Entries shown –
· · · · ·

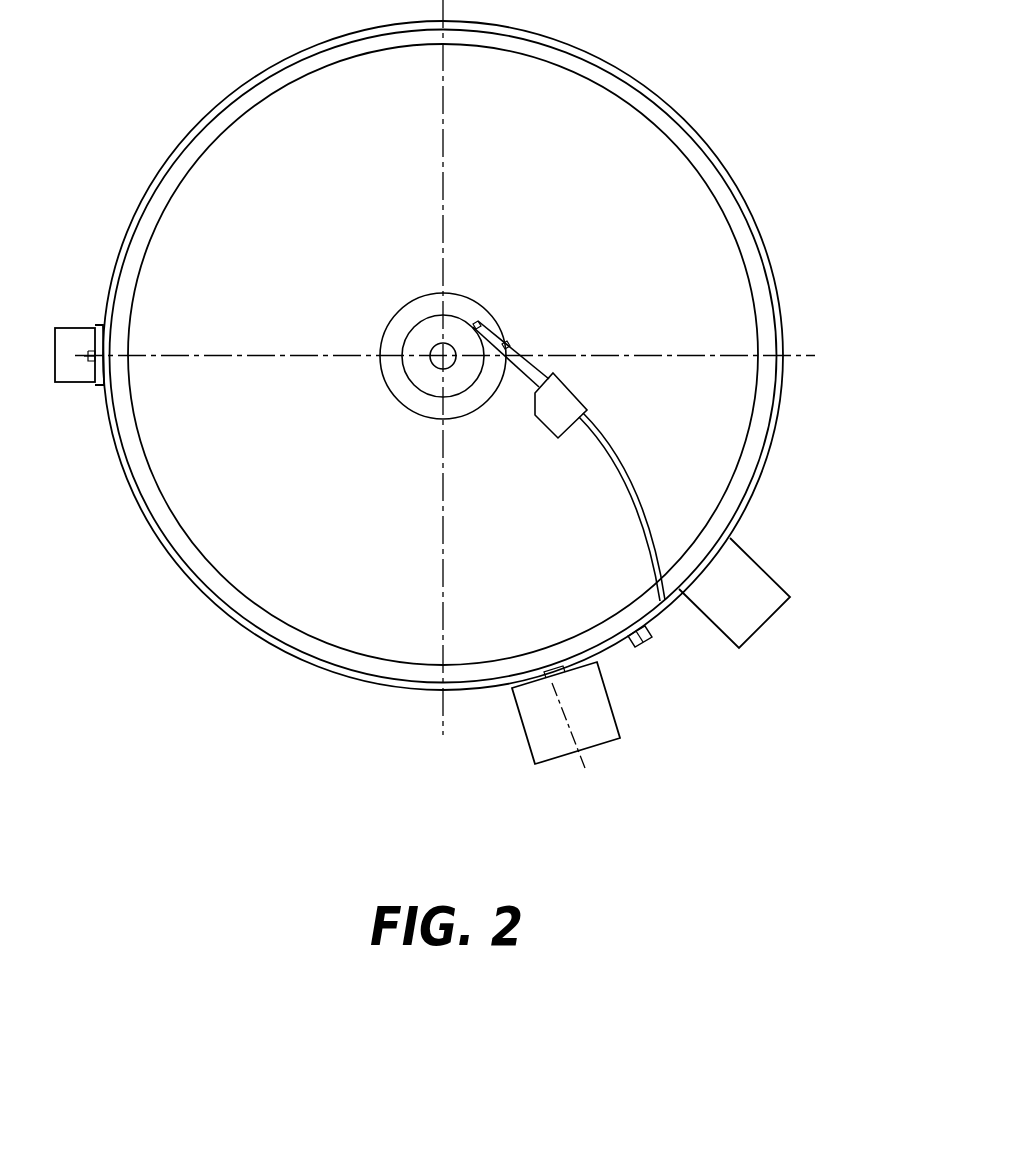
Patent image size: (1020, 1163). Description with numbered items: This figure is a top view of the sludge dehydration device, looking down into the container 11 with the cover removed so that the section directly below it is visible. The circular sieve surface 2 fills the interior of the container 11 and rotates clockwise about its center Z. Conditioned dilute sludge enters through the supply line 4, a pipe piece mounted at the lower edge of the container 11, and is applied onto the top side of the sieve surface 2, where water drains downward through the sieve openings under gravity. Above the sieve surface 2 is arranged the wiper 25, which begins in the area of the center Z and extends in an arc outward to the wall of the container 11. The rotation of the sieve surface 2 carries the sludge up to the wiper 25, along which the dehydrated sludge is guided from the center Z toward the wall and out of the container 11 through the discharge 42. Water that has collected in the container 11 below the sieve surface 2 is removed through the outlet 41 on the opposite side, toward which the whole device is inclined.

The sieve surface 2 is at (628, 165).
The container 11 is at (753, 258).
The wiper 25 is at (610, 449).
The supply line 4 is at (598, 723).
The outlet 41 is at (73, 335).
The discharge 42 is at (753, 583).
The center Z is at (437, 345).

· · · · ·

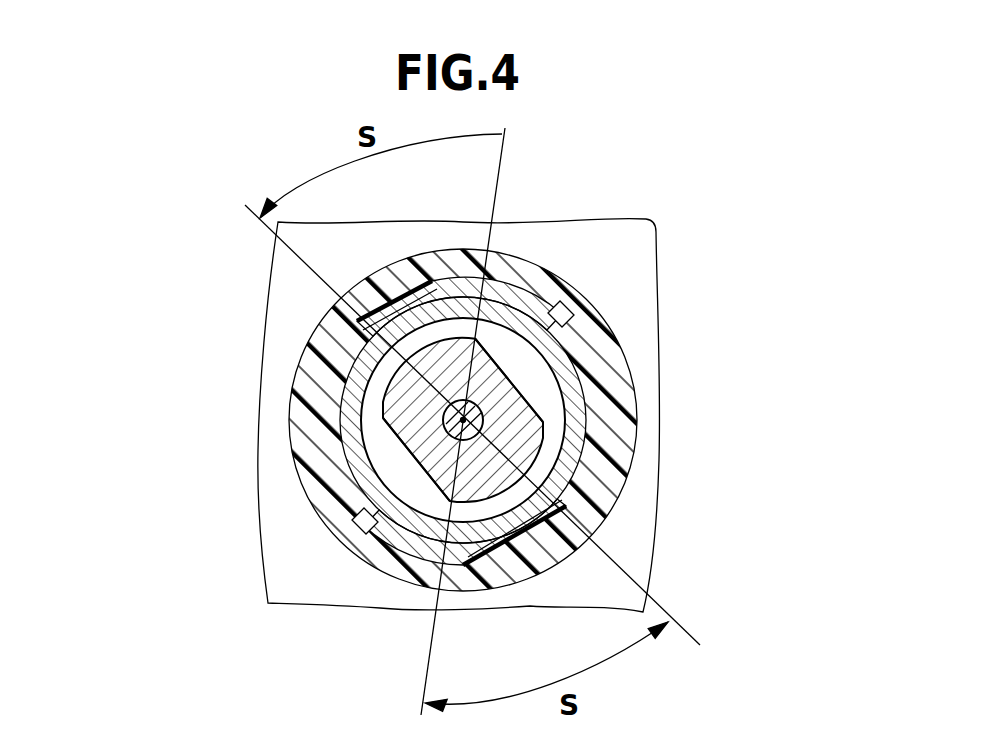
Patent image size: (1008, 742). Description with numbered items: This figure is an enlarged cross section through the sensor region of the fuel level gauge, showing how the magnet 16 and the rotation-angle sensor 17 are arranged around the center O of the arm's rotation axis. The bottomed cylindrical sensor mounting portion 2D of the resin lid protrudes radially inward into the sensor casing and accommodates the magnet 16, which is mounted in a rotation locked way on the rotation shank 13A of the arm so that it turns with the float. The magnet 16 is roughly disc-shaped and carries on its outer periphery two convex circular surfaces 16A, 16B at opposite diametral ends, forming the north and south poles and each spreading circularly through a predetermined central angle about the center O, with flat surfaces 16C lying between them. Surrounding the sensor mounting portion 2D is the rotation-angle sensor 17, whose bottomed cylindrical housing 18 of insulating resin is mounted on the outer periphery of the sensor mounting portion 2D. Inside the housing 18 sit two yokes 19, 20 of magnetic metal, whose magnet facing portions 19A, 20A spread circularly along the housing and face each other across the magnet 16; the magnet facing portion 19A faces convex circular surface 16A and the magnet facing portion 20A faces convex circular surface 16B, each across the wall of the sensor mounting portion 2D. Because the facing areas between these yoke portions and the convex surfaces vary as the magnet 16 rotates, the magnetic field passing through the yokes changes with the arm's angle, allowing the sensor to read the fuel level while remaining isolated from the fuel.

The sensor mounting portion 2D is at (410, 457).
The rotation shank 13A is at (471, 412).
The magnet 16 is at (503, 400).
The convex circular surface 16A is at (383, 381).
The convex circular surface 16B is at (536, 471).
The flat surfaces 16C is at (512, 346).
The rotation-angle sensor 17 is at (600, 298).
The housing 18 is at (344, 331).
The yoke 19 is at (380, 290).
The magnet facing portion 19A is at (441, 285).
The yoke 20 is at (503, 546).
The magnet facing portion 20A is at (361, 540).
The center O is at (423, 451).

· · · · ·

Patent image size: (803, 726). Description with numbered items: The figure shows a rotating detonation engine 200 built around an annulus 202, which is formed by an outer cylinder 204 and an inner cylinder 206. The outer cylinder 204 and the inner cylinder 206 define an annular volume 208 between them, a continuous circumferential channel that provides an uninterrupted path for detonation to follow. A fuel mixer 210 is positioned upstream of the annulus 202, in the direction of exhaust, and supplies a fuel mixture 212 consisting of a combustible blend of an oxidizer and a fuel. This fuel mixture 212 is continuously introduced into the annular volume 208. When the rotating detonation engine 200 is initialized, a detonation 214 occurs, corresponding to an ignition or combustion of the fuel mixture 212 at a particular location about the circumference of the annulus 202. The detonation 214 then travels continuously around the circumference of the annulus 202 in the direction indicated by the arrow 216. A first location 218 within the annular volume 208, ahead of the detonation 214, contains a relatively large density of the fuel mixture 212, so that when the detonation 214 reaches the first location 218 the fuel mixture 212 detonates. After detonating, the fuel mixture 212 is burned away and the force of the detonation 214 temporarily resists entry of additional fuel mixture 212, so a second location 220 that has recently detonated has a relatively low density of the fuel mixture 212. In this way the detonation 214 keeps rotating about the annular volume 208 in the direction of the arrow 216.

· · · · ·

Job – Lay out as a numbered list, omitting blank lines, the part of the records that opens with the line containing "Patent image size: (1020, 1163)." and closes with the line containing "The center Z is at (437, 345).".

Full output –
1. Patent image size: (1020, 1163). Description with numbered items: This figure is a top view of the sludge dehydration device, looking down into the container 11 with the cover removed so that the section directly below it is visible. The circular sieve surface 2 fills the interior of the container 11 and rotates clockwise about its center Z. Conditioned dilute sludge enters through the supply line 4, a pipe piece mounted at the lower edge of the container 11, and is applied onto the top side of the sieve surface 2, where water drains downward through the sieve openings under gravity. Above the sieve surface 2 is arranged the wiper 25, which begins in the area of the center Z and extends in an arc outward to the wall of the container 11. The rotation of the sieve surface 2 carries the sludge up to the wiper 25, along which the dehydrated sludge is guided from the center Z toward the wall and out of the container 11 through the discharge 42. Water that has collected in the container 11 below the sieve surface 2 is removed through the outlet 41 on the opposite side, toward which the whole device is inclined.
2. The sieve surface 2 is at (628, 165).
3. The container 11 is at (753, 258).
4. The wiper 25 is at (610, 449).
5. The supply line 4 is at (598, 723).
6. The outlet 41 is at (73, 335).
7. The discharge 42 is at (753, 583).
8. The center Z is at (437, 345).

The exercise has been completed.